| TASK PROMPT |
Your task is to print all of the data word for word.

Records from a collection
* Start *

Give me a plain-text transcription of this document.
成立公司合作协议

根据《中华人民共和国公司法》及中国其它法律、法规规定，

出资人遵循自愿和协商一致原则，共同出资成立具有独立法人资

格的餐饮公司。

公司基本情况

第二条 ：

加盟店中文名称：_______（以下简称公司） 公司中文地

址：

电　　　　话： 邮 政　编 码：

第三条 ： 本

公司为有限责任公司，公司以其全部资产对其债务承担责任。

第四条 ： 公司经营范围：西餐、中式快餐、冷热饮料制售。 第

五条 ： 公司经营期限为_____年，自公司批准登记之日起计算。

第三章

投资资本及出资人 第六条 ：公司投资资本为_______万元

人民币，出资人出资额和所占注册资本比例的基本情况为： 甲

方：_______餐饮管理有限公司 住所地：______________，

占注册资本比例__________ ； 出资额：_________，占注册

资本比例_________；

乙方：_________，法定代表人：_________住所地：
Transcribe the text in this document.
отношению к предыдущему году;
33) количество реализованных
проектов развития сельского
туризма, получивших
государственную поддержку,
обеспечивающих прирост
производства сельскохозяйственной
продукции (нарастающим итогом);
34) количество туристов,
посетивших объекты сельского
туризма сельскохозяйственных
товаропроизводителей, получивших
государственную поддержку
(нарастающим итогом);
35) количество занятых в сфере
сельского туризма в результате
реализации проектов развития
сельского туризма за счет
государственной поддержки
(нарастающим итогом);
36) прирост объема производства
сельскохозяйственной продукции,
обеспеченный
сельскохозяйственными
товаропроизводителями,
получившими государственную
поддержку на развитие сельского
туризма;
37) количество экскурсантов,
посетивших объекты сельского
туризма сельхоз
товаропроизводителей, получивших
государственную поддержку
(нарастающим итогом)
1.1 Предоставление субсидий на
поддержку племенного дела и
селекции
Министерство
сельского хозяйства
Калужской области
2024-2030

* End *

| THE ANSWER |
Give me a plain-text transcription of this document.
成立公司合作协议

根据《中华人民共和国公司法》及中国其它法律、法规规定，

出资人遵循自愿和协商一致原则，共同出资成立具有独立法人资

格的餐饮公司。

公司基本情况

第二条 ：

加盟店中文名称：_______（以下简称公司） 公司中文地

址：

电　　　　话： 邮 政　编 码：

第三条 ： 本

公司为有限责任公司，公司以其全部资产对其债务承担责任。

第四条 ： 公司经营范围：西餐、中式快餐、冷热饮料制售。 第

五条 ： 公司经营期限为_____年，自公司批准登记之日起计算。

第三章

投资资本及出资人 第六条 ：公司投资资本为_______万元

人民币，出资人出资额和所占注册资本比例的基本情况为： 甲

方：_______餐饮管理有限公司 住所地：______________，

占注册资本比例__________ ； 出资额：_________，占注册

资本比例_________；

乙方：_________，法定代表人：_________住所地：
Transcribe the text in this document.
отношению к предыдущему году;
33) количество реализованных
проектов развития сельского
туризма, получивших
государственную поддержку,
обеспечивающих прирост
производства сельскохозяйственной
продукции (нарастающим итогом);
34) количество туристов,
посетивших объекты сельского
туризма сельскохозяйственных
товаропроизводителей, получивших
государственную поддержку
(нарастающим итогом);
35) количество занятых в сфере
сельского туризма в результате
реализации проектов развития
сельского туризма за счет
государственной поддержки
(нарастающим итогом);
36) прирост объема производства
сельскохозяйственной продукции,
обеспеченный
сельскохозяйственными
товаропроизводителями,
получившими государственную
поддержку на развитие сельского
туризма;
37) количество экскурсантов,
посетивших объекты сельского
туризма сельхоз
товаропроизводителей, получивших
государственную поддержку
(нарастающим итогом)
1.1 Предоставление субсидий на
поддержку племенного дела и
селекции
Министерство
сельского хозяйства
Калужской области
2024-2030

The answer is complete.